Items from a dataset
== == ==
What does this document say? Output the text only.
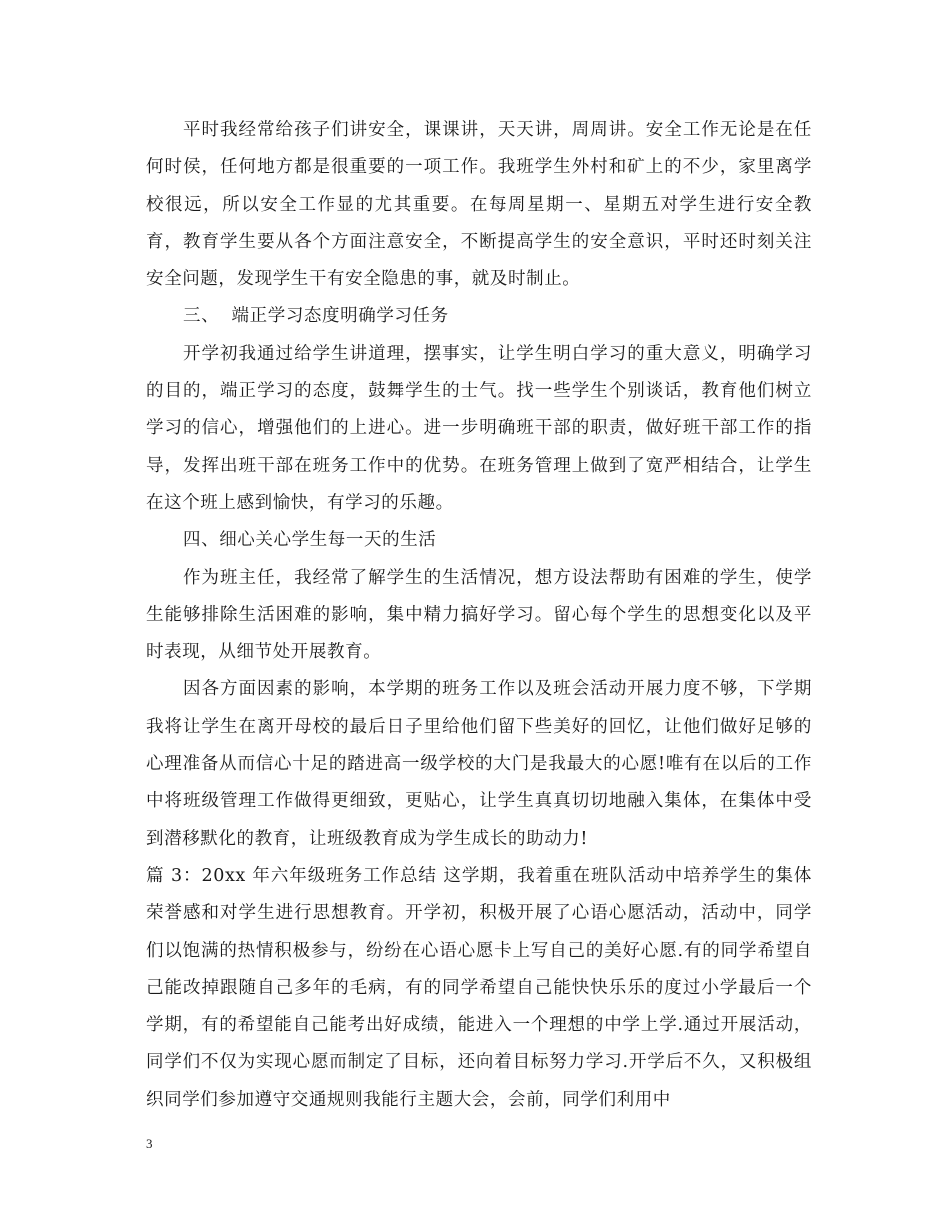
平时我经常给孩子们讲安全，课课讲，天天讲，周周讲。安全工作无论是在任何时侯，任何地方都是很重要的一项工作。我班学生外村和矿上的不少，家里离学校很远，所以安全工作显的尤其重要。在每周星期一、星期五对学生进行安全教育，教育学生要从各个方面注意安全，不断提高学生的安全意识，平时还时刻关注安全问题，发现学生干有安全隐患的事，就及时制止。

三、  端正学习态度明确学习任务

开学初我通过给学生讲道理，摆事实，让学生明白学习的重大意义，明确学习的目的，端正学习的态度，鼓舞学生的士气。找一些学生个别谈话，教育他们树立学习的信心，增强他们的上进心。进一步明确班干部的职责，做好班干部工作的指导，发挥出班干部在班务工作中的优势。在班务管理上做到了宽严相结合，让学生在这个班上感到愉快，有学习的乐趣。

四、细心关心学生每一天的生活

作为班主任，我经常了解学生的生活情况，想方设法帮助有困难的学生，使学生能够排除生活困难的影响，集中精力搞好学习。留心每个学生的思想变化以及平时表现，从细节处开展教育。

因各方面因素的影响，本学期的班务工作以及班会活动开展力度不够，下学期我将让学生在离开母校的最后日子里给他们留下些美好的回忆，让他们做好足够的心理准备从而信心十足的踏进高一级学校的大门是我最大的心愿!唯有在以后的工作中将班级管理工作做得更细致，更贴心，让学生真真切切地融入集体，在集体中受到潜移默化的教育，让班级教育成为学生成长的助动力!

篇 3：20xx 年六年级班务工作总结 这学期，我着重在班队活动中培养学生的集体荣誉感和对学生进行思想教育。开学初，积极开展了心语心愿活动，活动中，同学们以饱满的热情积极参与，纷纷在心语心愿卡上写自己的美好心愿.有的同学希望自己能改掉跟随自己多年的毛病，有的同学希望自己能快快乐乐的度过小学最后一个学期，有的希望能自己能考出好成绩，能进入一个理想的中学上学.通过开展活动，同学们不仅为实现心愿而制定了目标，还向着目标努力学习.开学后不久，又积极组织同学们参加遵守交通规则我能行主题大会，会前，同学们利用中

3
== == ==
→ What is asked:
Retype the listing exactly. Pictures do not belong in the copy.

→ Answer for the task:
What does this document say? Output the text only.
平时我经常给孩子们讲安全，课课讲，天天讲，周周讲。安全工作无论是在任何时侯，任何地方都是很重要的一项工作。我班学生外村和矿上的不少，家里离学校很远，所以安全工作显的尤其重要。在每周星期一、星期五对学生进行安全教育，教育学生要从各个方面注意安全，不断提高学生的安全意识，平时还时刻关注安全问题，发现学生干有安全隐患的事，就及时制止。

三、  端正学习态度明确学习任务

开学初我通过给学生讲道理，摆事实，让学生明白学习的重大意义，明确学习的目的，端正学习的态度，鼓舞学生的士气。找一些学生个别谈话，教育他们树立学习的信心，增强他们的上进心。进一步明确班干部的职责，做好班干部工作的指导，发挥出班干部在班务工作中的优势。在班务管理上做到了宽严相结合，让学生在这个班上感到愉快，有学习的乐趣。

四、细心关心学生每一天的生活

作为班主任，我经常了解学生的生活情况，想方设法帮助有困难的学生，使学生能够排除生活困难的影响，集中精力搞好学习。留心每个学生的思想变化以及平时表现，从细节处开展教育。

因各方面因素的影响，本学期的班务工作以及班会活动开展力度不够，下学期我将让学生在离开母校的最后日子里给他们留下些美好的回忆，让他们做好足够的心理准备从而信心十足的踏进高一级学校的大门是我最大的心愿!唯有在以后的工作中将班级管理工作做得更细致，更贴心，让学生真真切切地融入集体，在集体中受到潜移默化的教育，让班级教育成为学生成长的助动力!

篇 3：20xx 年六年级班务工作总结 这学期，我着重在班队活动中培养学生的集体荣誉感和对学生进行思想教育。开学初，积极开展了心语心愿活动，活动中，同学们以饱满的热情积极参与，纷纷在心语心愿卡上写自己的美好心愿.有的同学希望自己能改掉跟随自己多年的毛病，有的同学希望自己能快快乐乐的度过小学最后一个学期，有的希望能自己能考出好成绩，能进入一个理想的中学上学.通过开展活动，同学们不仅为实现心愿而制定了目标，还向着目标努力学习.开学后不久，又积极组织同学们参加遵守交通规则我能行主题大会，会前，同学们利用中

3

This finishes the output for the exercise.